# Vorliegender Artikel:
┄┄┄┄┄┄

Cottbus. Hunderte Cottbusser demonstrierten am Samstag für eine weltoffene Stadt. Die Demo gegen Flüchtlingspolitik hatte aber mehr Zulauf.

Nach einer Serie von Gewalttaten zwischen Flüchtlingen und Einheimischen haben in Cottbus mehrere Hundert Menschen für ein friedliches Miteinander demonstriert.

Eine Demonstration gegen die Flüchtlingspolitik der Bundesregierung fand gleichzeitig deutlich mehr Zulauf. Nach Schätzungen von Beobachtern folgten am Samstag deutlich mehr als 2000 Menschen einem Aufruf des Vereins „Zukunft Heimat“, den Brandenburgs Verfassungsschützer als „asylkritische Initiative“ einstufen.

Der Verein selbst sprach von mindestens 5000 Teilnehmern, die durch die Innenstadt zogen. Die Polizei nennt bei Demonstrationen in der Region generell keine Teilnehmerzahlen. Auf Transparenten war unter anderem zu lesen „Die Islamisierung ist wie ein Krebsgeschwür und ist die größte Gefahr für die Menschheit“, „Wir rufen Islam raus“ und „Merkel muss weg“.

600 Demonstranten für weltoffene Stadt

Zuvor hatten Hunderte Menschen nahe der Kundgebung für eine weltoffene Stadt demonstriert. Zu Beginn waren es geschätzt rund 600 Teilnehmer gewesen. Als sich die Kundgebung in Bewegung setzte, gab es laut Polizei weiteren Zulauf.

Wollmütze in Deutschland-Farben und Pegida-Pulli: Rentner, junge Männer und Familien kamen zur Demo gegen die Flüchtlingspolitik.
Wollmütze in Deutschland-Farben und Pegida-Pulli: Rentner, junge Männer und Familien kamen zur Demo gegen die Flüchtlingspolitik. © Getty Images | Carsten Koall

Zuletzt war es geballt zu Auseinandersetzungen zwischen Deutschen und Flüchtlingen in der Stadt gekommen. So hatten unter anderem jugendliche Syrer ein Ehepaar vor einem Einkaufszentrum attackiert. Zum Jahreswechsel hatten Unbekannte Flüchtlinge in ihrer Unterkunft angegriffen. Die Stadt nimmt momentan keine weiteren Flüchtlinge auf. Sozialarbeiter und mehr Polizeipräsenz sollen die Lage entspannen. Cottbus ist wegen der Attacken bundesweit in den Schlagzeilen.

Nach Aussagen der Polizei verlief der Versammlungstag in Cottbus insgesamt störungsfrei und war um 16 Uhr beendet. Allerdings zeigte ein 38-Jähriger den Angaben zufolge an verschiedenen Orten den verbotenen Hitlergruß. Beamte nahmen den Deutschen in Gewahrsam. Weitere Straftaten seien bislang nicht bekannt, hieß es am frühen Abend.

┄┄┄┄┄┄

# Dateneinträge:
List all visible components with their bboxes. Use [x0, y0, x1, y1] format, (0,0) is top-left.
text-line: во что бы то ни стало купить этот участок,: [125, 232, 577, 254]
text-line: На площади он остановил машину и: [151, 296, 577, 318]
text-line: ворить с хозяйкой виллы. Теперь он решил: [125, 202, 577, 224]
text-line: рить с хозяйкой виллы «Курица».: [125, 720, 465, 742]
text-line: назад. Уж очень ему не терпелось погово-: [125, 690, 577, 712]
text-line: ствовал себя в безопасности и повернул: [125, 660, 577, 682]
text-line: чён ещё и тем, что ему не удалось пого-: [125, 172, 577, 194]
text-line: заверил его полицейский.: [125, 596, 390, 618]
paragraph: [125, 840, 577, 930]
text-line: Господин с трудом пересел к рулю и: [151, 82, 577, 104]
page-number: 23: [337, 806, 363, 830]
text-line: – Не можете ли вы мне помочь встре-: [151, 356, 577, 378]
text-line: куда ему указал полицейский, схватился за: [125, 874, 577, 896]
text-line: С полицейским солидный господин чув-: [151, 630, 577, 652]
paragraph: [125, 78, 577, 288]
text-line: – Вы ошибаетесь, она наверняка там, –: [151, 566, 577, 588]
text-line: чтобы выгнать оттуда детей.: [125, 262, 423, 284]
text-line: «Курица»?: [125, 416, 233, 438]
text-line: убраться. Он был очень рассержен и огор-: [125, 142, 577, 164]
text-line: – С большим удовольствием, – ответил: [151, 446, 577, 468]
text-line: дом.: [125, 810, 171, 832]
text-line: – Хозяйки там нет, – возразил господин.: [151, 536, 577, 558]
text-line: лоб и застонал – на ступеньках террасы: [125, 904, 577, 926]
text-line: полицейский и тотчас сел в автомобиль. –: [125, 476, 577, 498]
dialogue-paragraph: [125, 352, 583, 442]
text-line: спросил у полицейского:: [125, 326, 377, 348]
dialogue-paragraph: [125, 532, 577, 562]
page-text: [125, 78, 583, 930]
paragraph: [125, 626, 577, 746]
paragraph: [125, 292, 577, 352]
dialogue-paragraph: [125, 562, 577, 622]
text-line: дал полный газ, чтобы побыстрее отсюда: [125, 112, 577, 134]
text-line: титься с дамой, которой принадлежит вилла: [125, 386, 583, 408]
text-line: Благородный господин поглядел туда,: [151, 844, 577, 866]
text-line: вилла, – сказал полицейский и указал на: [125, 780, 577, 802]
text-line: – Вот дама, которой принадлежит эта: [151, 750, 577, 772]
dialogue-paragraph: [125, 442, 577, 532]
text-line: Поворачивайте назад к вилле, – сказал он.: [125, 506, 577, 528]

┄┄┄┄┄┄

# Anweisungen:
- a) Gib den Abschnitt des Artikels über die Demonstrationen in Cottbus zwischen „Zuvor hatten Hunderte“ und „Polizei weiteren Zulauf.“, beide einschließlich, wieder und ersetze darin „Teilnehmer“ durch „Demonstranten“.
- b) Filtere die Einträge und schreibe jede Zeile ab, in der die Zeichenfolge „вилла“ vorkommt.
Der Artikel und die Einträge haben nichts miteinander zu tun.

# Antworten in Reihenfolge:
- a)
Zuvor hatten Hunderte Menschen nahe der Kundgebung für eine weltoffene Stadt demonstriert. Zu Beginn waren es geschätzt rund 600 Demonstranten gewesen. Als sich die Kundgebung in Bewegung setzte, gab es laut Polizei weiteren Zulauf.

- b)
text-line: титься с дамой, которой принадлежит вилла: [125, 386, 583, 408]
text-line: вилла, – сказал полицейский и указал на: [125, 780, 577, 802]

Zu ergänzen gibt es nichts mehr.